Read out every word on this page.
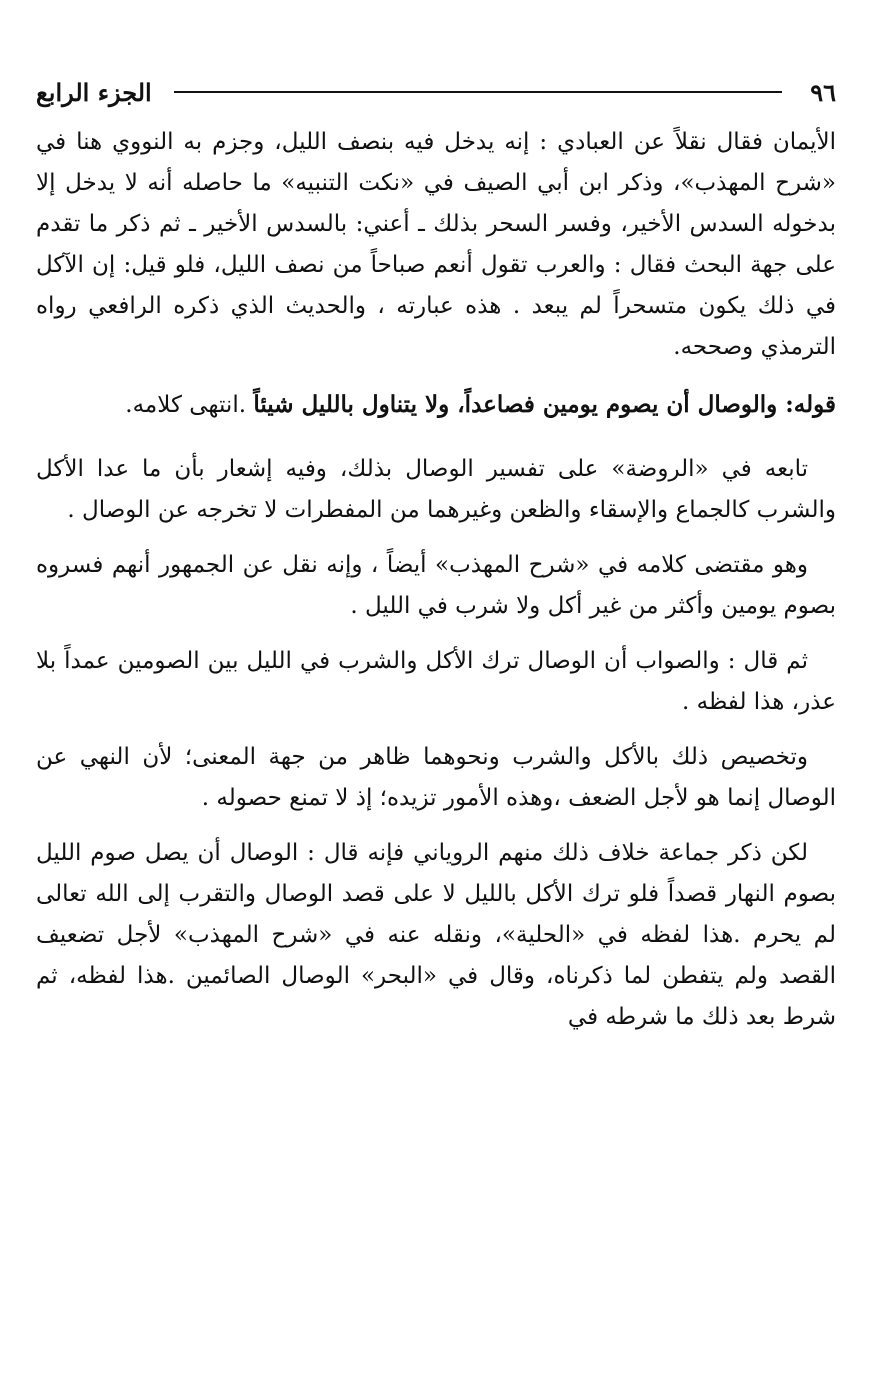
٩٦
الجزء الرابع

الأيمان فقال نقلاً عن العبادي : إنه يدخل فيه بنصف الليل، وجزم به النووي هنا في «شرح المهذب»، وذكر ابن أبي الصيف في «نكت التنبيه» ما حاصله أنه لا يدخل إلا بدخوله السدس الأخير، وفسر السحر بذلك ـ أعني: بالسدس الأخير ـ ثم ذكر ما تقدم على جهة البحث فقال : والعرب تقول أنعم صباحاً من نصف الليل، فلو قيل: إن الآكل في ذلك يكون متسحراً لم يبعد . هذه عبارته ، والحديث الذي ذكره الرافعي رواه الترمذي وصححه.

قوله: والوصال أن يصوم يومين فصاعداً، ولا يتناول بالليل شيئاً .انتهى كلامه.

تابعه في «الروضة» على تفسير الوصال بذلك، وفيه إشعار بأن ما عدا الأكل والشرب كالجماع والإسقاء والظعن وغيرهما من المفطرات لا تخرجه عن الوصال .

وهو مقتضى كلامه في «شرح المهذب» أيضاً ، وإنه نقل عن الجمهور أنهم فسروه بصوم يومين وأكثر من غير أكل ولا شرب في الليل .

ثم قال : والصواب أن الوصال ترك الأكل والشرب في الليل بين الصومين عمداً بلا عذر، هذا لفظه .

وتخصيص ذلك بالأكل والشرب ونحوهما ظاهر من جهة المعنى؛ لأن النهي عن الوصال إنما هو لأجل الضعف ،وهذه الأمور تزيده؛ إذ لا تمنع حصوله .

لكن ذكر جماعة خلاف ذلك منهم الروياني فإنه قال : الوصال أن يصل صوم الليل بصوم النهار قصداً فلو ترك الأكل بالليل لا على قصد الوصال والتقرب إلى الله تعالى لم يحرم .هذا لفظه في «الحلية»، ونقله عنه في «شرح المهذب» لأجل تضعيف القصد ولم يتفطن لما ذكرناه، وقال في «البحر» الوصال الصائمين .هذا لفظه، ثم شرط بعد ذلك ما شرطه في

## WHAT YOU WILL DO
Repeat the records above exactly, omitting every picture.

## ANSWER FOR THIS EXERCISE
Read out every word on this page.
٩٦
الجزء الرابع

الأيمان فقال نقلاً عن العبادي : إنه يدخل فيه بنصف الليل، وجزم به النووي هنا في «شرح المهذب»، وذكر ابن أبي الصيف في «نكت التنبيه» ما حاصله أنه لا يدخل إلا بدخوله السدس الأخير، وفسر السحر بذلك ـ أعني: بالسدس الأخير ـ ثم ذكر ما تقدم على جهة البحث فقال : والعرب تقول أنعم صباحاً من نصف الليل، فلو قيل: إن الآكل في ذلك يكون متسحراً لم يبعد . هذه عبارته ، والحديث الذي ذكره الرافعي رواه الترمذي وصححه.

قوله: والوصال أن يصوم يومين فصاعداً، ولا يتناول بالليل شيئاً .انتهى كلامه.

تابعه في «الروضة» على تفسير الوصال بذلك، وفيه إشعار بأن ما عدا الأكل والشرب كالجماع والإسقاء والظعن وغيرهما من المفطرات لا تخرجه عن الوصال .

وهو مقتضى كلامه في «شرح المهذب» أيضاً ، وإنه نقل عن الجمهور أنهم فسروه بصوم يومين وأكثر من غير أكل ولا شرب في الليل .

ثم قال : والصواب أن الوصال ترك الأكل والشرب في الليل بين الصومين عمداً بلا عذر، هذا لفظه .

وتخصيص ذلك بالأكل والشرب ونحوهما ظاهر من جهة المعنى؛ لأن النهي عن الوصال إنما هو لأجل الضعف ،وهذه الأمور تزيده؛ إذ لا تمنع حصوله .

لكن ذكر جماعة خلاف ذلك منهم الروياني فإنه قال : الوصال أن يصل صوم الليل بصوم النهار قصداً فلو ترك الأكل بالليل لا على قصد الوصال والتقرب إلى الله تعالى لم يحرم .هذا لفظه في «الحلية»، ونقله عنه في «شرح المهذب» لأجل تضعيف القصد ولم يتفطن لما ذكرناه، وقال في «البحر» الوصال الصائمين .هذا لفظه، ثم شرط بعد ذلك ما شرطه في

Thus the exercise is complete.